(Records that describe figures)
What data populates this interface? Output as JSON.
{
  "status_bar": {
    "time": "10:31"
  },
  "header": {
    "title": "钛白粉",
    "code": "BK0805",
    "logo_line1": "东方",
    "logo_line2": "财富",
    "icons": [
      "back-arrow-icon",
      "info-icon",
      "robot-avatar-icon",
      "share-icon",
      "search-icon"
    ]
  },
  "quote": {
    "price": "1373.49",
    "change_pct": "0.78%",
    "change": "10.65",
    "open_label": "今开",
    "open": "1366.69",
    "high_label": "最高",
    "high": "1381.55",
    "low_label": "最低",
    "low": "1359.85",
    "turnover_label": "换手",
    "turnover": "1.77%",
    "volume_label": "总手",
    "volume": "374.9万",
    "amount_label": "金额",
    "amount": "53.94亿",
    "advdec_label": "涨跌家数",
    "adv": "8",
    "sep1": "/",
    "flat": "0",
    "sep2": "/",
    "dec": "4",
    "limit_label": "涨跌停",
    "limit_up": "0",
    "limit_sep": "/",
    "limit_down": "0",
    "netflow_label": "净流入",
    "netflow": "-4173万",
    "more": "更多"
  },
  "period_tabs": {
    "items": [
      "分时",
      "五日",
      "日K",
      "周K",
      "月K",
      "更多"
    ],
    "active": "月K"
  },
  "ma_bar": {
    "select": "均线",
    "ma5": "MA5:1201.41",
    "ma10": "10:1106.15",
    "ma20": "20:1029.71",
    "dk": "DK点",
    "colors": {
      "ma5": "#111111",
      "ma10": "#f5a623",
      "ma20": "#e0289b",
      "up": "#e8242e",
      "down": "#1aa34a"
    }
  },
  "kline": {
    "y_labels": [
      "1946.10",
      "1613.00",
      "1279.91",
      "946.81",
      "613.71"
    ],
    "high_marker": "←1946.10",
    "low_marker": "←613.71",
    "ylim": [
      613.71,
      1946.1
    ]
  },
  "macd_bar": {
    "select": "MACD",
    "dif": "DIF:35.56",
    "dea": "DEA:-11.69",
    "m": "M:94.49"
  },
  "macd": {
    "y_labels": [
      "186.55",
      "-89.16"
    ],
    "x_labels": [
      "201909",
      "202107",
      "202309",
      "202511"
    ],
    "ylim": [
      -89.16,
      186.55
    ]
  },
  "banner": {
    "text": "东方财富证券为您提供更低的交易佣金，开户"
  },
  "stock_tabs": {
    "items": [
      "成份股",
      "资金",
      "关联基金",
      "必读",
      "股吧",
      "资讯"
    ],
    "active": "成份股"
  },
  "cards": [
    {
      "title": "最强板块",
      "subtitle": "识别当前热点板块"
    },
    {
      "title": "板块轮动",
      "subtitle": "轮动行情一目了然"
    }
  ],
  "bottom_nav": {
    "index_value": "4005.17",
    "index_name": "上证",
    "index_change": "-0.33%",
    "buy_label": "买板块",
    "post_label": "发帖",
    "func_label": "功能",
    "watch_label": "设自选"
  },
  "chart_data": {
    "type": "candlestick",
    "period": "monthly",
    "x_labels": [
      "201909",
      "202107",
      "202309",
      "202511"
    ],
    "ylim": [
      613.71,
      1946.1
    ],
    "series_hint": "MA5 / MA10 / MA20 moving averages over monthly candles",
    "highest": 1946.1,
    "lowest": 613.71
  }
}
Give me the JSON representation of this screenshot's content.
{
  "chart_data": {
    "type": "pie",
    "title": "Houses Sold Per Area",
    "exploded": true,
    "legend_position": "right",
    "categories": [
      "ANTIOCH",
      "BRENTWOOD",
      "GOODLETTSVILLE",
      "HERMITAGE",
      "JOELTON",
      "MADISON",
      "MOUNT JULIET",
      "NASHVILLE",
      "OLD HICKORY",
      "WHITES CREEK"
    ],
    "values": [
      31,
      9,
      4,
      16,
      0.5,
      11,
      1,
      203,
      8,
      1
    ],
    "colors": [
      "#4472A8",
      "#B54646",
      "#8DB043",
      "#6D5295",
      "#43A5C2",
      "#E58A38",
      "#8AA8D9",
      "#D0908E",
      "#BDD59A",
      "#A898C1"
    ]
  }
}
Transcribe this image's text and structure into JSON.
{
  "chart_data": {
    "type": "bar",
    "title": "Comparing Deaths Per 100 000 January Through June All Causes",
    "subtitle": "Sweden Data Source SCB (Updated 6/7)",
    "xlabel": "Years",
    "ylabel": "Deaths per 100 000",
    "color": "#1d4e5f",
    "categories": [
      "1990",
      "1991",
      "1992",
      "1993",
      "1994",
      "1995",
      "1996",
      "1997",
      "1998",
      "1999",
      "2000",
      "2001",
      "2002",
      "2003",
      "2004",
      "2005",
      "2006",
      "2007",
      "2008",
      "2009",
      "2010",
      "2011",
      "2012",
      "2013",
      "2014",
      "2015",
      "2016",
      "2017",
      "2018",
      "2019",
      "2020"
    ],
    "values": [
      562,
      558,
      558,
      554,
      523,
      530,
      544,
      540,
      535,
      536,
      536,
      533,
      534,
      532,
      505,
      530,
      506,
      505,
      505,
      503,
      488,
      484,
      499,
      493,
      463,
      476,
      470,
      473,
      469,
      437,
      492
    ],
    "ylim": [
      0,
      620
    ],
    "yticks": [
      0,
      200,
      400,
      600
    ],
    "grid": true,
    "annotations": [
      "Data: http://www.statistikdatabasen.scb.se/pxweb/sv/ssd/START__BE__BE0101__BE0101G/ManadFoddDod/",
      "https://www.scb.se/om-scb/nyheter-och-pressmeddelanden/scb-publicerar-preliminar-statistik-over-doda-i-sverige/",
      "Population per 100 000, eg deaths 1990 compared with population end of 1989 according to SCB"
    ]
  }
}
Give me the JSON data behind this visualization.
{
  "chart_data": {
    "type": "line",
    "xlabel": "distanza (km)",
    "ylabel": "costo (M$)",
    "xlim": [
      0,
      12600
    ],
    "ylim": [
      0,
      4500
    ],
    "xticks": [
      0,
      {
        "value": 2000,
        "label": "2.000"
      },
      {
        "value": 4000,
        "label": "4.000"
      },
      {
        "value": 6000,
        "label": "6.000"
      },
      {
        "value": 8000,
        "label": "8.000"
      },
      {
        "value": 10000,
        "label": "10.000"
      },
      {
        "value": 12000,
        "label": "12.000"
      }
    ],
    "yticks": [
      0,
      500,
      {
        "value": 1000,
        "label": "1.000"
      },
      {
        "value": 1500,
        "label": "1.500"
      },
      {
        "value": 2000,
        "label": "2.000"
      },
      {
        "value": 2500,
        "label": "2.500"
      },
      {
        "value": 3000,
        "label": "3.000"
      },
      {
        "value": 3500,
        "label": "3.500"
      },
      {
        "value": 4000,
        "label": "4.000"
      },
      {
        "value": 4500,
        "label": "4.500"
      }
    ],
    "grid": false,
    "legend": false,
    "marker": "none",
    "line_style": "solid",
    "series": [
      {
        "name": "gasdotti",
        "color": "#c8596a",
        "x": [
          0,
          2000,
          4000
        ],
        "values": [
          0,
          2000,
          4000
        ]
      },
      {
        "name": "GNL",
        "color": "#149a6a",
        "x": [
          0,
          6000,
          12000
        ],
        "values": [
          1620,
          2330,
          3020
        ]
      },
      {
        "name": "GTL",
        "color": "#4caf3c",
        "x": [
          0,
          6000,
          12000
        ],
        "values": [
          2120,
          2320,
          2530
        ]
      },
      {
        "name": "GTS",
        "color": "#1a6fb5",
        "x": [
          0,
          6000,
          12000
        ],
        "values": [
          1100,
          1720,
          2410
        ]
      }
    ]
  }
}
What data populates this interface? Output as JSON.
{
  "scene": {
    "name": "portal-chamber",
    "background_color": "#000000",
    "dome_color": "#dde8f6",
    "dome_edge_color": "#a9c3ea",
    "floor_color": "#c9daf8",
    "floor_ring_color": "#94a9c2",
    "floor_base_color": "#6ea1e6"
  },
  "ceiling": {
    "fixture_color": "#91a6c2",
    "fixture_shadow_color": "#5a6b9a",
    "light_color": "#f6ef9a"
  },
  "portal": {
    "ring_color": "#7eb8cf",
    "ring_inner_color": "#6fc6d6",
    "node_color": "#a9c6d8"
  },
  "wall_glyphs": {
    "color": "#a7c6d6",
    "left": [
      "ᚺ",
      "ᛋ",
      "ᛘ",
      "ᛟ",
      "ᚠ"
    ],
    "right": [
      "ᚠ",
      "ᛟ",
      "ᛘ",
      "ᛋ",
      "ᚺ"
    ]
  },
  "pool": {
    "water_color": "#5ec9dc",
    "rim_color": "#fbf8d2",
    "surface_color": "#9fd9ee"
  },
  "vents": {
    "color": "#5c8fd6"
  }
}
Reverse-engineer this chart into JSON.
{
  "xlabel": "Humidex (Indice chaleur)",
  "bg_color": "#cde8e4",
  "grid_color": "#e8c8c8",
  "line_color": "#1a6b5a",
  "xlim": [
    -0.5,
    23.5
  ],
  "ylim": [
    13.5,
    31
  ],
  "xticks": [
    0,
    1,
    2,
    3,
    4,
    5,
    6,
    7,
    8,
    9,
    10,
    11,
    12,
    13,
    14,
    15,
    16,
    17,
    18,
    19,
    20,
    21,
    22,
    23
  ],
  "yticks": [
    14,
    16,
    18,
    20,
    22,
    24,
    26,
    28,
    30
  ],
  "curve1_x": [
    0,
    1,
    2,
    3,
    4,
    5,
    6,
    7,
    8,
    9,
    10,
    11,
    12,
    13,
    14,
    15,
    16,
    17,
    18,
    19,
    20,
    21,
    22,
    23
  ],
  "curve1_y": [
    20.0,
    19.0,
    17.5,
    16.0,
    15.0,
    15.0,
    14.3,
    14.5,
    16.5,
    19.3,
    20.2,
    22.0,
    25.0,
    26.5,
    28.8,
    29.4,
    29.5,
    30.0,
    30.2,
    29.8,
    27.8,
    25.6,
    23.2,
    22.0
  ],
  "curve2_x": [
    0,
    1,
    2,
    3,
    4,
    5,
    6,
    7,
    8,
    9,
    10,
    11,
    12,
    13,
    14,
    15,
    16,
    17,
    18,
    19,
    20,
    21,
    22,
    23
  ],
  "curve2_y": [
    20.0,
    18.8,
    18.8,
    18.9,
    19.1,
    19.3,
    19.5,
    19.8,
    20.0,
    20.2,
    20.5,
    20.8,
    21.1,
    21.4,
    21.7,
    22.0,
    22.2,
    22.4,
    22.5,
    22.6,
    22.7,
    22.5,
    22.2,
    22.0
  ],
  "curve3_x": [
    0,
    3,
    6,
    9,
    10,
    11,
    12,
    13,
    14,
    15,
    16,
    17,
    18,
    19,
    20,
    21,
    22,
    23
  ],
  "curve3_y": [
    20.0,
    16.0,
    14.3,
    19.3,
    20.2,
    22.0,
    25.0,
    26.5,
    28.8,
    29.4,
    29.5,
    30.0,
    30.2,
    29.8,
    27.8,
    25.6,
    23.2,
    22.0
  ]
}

» **PROBLEM REQUIREMENTS**:
Copy every line of the material in which the word "xlabel" occurs.

» **RESULT**:
    "xlabel": "Years",
    "xlabel": "distanza (km)",
  "xlabel": "Humidex (Indice chaleur)",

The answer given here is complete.